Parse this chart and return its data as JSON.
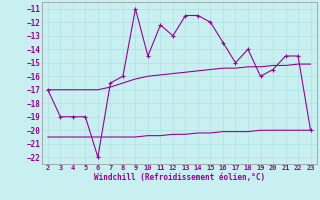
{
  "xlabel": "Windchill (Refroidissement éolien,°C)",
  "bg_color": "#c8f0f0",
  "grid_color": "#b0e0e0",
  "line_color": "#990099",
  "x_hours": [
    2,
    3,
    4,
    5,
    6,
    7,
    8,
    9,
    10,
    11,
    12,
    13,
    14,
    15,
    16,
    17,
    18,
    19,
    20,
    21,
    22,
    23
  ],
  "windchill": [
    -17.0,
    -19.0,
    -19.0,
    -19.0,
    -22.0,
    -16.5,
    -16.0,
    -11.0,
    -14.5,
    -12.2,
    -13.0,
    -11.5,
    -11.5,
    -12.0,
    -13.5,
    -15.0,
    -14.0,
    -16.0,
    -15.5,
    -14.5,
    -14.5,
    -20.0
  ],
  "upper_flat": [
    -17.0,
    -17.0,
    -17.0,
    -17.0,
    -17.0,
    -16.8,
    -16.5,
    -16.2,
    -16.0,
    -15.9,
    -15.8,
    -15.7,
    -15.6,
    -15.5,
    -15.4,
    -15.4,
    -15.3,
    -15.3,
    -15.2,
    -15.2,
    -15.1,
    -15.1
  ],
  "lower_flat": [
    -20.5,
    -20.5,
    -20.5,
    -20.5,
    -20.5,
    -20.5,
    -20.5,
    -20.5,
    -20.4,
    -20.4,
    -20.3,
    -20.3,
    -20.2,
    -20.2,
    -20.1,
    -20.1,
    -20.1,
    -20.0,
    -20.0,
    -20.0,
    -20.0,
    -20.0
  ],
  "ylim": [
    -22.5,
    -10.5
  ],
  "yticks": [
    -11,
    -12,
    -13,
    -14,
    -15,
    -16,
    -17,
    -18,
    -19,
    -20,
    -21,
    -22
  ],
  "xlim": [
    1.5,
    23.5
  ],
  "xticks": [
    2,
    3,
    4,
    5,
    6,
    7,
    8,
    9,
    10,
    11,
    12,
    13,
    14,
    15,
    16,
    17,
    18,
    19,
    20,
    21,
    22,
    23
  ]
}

_ _ _ _

Repeat the material above verbatim, with no pictures in the output.

Parse this chart and return its data as JSON.
{
  "xlabel": "Windchill (Refroidissement éolien,°C)",
  "bg_color": "#c8f0f0",
  "grid_color": "#b0e0e0",
  "line_color": "#990099",
  "x_hours": [
    2,
    3,
    4,
    5,
    6,
    7,
    8,
    9,
    10,
    11,
    12,
    13,
    14,
    15,
    16,
    17,
    18,
    19,
    20,
    21,
    22,
    23
  ],
  "windchill": [
    -17.0,
    -19.0,
    -19.0,
    -19.0,
    -22.0,
    -16.5,
    -16.0,
    -11.0,
    -14.5,
    -12.2,
    -13.0,
    -11.5,
    -11.5,
    -12.0,
    -13.5,
    -15.0,
    -14.0,
    -16.0,
    -15.5,
    -14.5,
    -14.5,
    -20.0
  ],
  "upper_flat": [
    -17.0,
    -17.0,
    -17.0,
    -17.0,
    -17.0,
    -16.8,
    -16.5,
    -16.2,
    -16.0,
    -15.9,
    -15.8,
    -15.7,
    -15.6,
    -15.5,
    -15.4,
    -15.4,
    -15.3,
    -15.3,
    -15.2,
    -15.2,
    -15.1,
    -15.1
  ],
  "lower_flat": [
    -20.5,
    -20.5,
    -20.5,
    -20.5,
    -20.5,
    -20.5,
    -20.5,
    -20.5,
    -20.4,
    -20.4,
    -20.3,
    -20.3,
    -20.2,
    -20.2,
    -20.1,
    -20.1,
    -20.1,
    -20.0,
    -20.0,
    -20.0,
    -20.0,
    -20.0
  ],
  "ylim": [
    -22.5,
    -10.5
  ],
  "yticks": [
    -11,
    -12,
    -13,
    -14,
    -15,
    -16,
    -17,
    -18,
    -19,
    -20,
    -21,
    -22
  ],
  "xlim": [
    1.5,
    23.5
  ],
  "xticks": [
    2,
    3,
    4,
    5,
    6,
    7,
    8,
    9,
    10,
    11,
    12,
    13,
    14,
    15,
    16,
    17,
    18,
    19,
    20,
    21,
    22,
    23
  ]
}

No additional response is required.